— start Records provided —

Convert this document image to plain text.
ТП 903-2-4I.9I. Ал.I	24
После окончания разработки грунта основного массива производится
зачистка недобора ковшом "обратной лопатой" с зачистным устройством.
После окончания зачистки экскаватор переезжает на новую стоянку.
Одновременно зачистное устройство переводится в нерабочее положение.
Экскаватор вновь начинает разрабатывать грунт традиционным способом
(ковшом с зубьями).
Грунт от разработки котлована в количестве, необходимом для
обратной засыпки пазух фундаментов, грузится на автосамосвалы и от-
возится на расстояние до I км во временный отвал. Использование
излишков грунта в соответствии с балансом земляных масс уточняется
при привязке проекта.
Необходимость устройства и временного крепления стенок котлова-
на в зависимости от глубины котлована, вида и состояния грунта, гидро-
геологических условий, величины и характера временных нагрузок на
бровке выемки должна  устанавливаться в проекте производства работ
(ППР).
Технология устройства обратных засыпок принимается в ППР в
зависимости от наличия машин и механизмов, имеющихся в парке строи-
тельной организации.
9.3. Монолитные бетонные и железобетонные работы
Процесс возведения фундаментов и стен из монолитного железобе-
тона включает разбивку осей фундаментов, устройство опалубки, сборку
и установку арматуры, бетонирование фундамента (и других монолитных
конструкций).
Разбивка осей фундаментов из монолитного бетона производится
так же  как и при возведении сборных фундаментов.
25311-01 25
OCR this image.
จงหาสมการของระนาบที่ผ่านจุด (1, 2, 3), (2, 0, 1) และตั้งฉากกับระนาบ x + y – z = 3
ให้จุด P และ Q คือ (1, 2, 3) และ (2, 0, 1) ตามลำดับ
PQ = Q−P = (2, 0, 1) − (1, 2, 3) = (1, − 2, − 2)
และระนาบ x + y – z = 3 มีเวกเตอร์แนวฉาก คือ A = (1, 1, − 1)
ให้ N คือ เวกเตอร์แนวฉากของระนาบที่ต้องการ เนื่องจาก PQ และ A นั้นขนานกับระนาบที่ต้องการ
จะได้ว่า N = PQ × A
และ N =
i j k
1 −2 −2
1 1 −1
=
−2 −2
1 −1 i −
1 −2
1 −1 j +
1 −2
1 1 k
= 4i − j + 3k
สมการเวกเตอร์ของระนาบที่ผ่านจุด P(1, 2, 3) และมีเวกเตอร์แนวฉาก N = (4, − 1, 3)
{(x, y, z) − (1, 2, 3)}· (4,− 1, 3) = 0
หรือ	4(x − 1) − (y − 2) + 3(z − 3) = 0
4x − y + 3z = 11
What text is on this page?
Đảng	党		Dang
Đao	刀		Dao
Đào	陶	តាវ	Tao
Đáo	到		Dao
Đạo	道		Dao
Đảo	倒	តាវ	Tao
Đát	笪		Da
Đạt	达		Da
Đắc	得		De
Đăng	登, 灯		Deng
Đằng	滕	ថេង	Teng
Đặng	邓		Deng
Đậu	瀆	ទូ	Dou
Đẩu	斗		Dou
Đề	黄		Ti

— end Records provided —

Goal: Count every line in the listing above that holds "котлована", then report only the count.

Exercise answer: 2